··· RECORDS
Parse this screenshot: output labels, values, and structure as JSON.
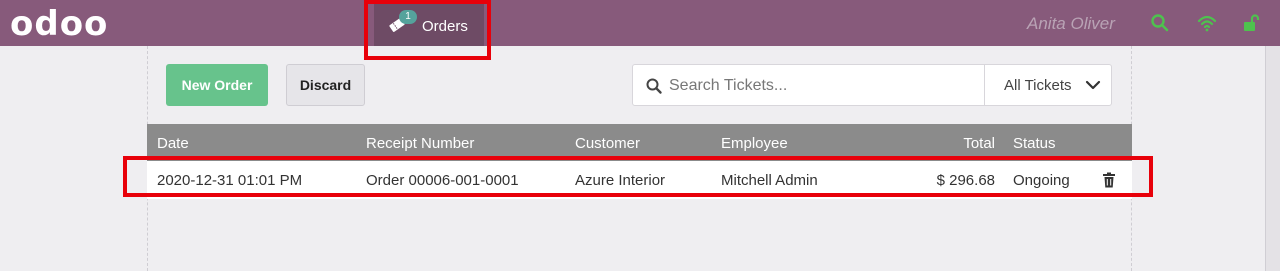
{
  "topbar": {
    "logo": "odoo",
    "orders_tab_label": "Orders",
    "orders_badge": "1",
    "user_name": "Anita Oliver",
    "colors": {
      "bar": "#875a7b",
      "active_tab": "#6e4b65",
      "icon_green": "#4ec24e"
    }
  },
  "toolbar": {
    "new_order_label": "New Order",
    "discard_label": "Discard"
  },
  "search": {
    "placeholder": "Search Tickets...",
    "filter_value": "All Tickets"
  },
  "table": {
    "headers": [
      "Date",
      "Receipt Number",
      "Customer",
      "Employee",
      "Total",
      "Status"
    ],
    "rows": [
      {
        "date": "2020-12-31 01:01 PM",
        "receipt": "Order 00006-001-0001",
        "customer": "Azure Interior",
        "employee": "Mitchell Admin",
        "total": "$ 296.68",
        "status": "Ongoing"
      }
    ]
  }
}
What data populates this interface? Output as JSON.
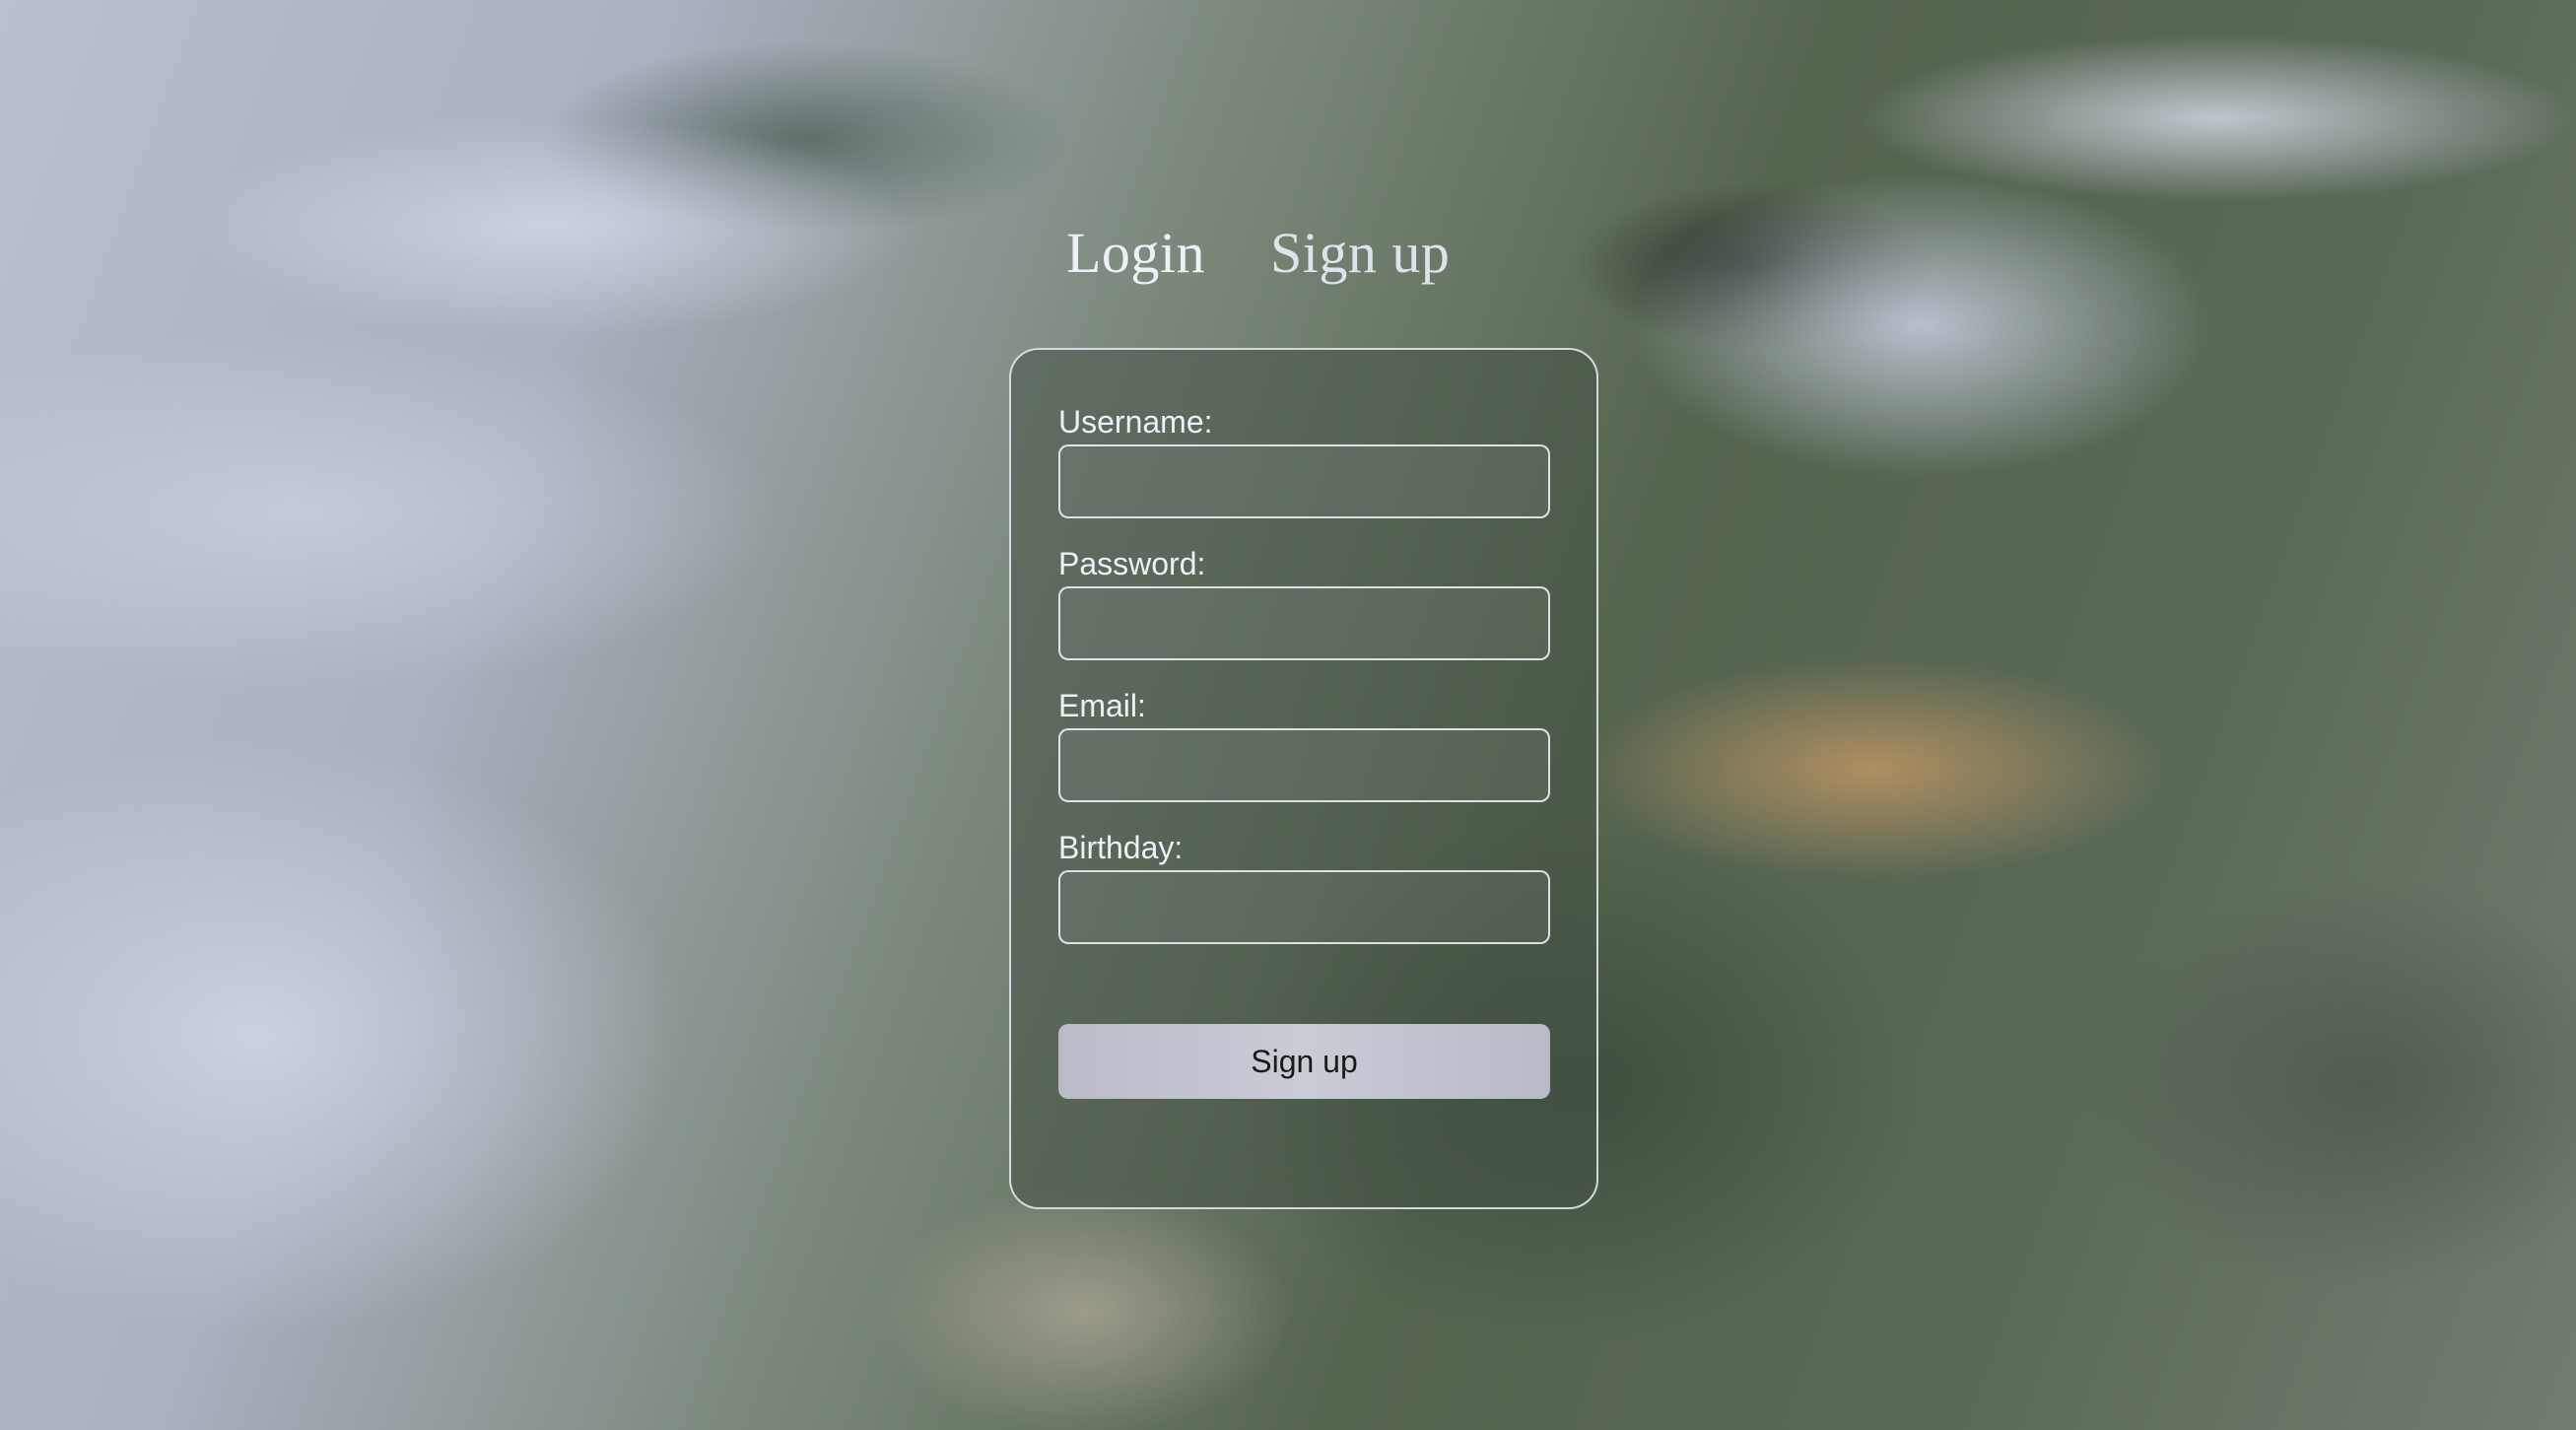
{
  "tabs": {
    "login": "Login",
    "signup": "Sign up"
  },
  "form": {
    "fields": [
      {
        "label": "Username:",
        "value": ""
      },
      {
        "label": "Password:",
        "value": ""
      },
      {
        "label": "Email:",
        "value": ""
      },
      {
        "label": "Birthday:",
        "value": ""
      }
    ],
    "submit_label": "Sign up"
  }
}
······
=== EXERCISE BRIEF ===
Reproduce each record from above exactly; pictures do not belong in the copy.

=== IN RESPONSE ===
Parse this screenshot: output labels, values, and structure as JSON.
{
  "topbar": {
    "logo": "odoo",
    "orders_tab_label": "Orders",
    "orders_badge": "1",
    "user_name": "Anita Oliver",
    "colors": {
      "bar": "#875a7b",
      "active_tab": "#6e4b65",
      "icon_green": "#4ec24e"
    }
  },
  "toolbar": {
    "new_order_label": "New Order",
    "discard_label": "Discard"
  },
  "search": {
    "placeholder": "Search Tickets...",
    "filter_value": "All Tickets"
  },
  "table": {
    "headers": [
      "Date",
      "Receipt Number",
      "Customer",
      "Employee",
      "Total",
      "Status"
    ],
    "rows": [
      {
        "date": "2020-12-31 01:01 PM",
        "receipt": "Order 00006-001-0001",
        "customer": "Azure Interior",
        "employee": "Mitchell Admin",
        "total": "$ 296.68",
        "status": "Ongoing"
      }
    ]
  }
}
What data populates this interface? Output as JSON.
{
  "tabs": {
    "login": "Login",
    "signup": "Sign up"
  },
  "form": {
    "fields": [
      {
        "label": "Username:",
        "value": ""
      },
      {
        "label": "Password:",
        "value": ""
      },
      {
        "label": "Email:",
        "value": ""
      },
      {
        "label": "Birthday:",
        "value": ""
      }
    ],
    "submit_label": "Sign up"
  }
}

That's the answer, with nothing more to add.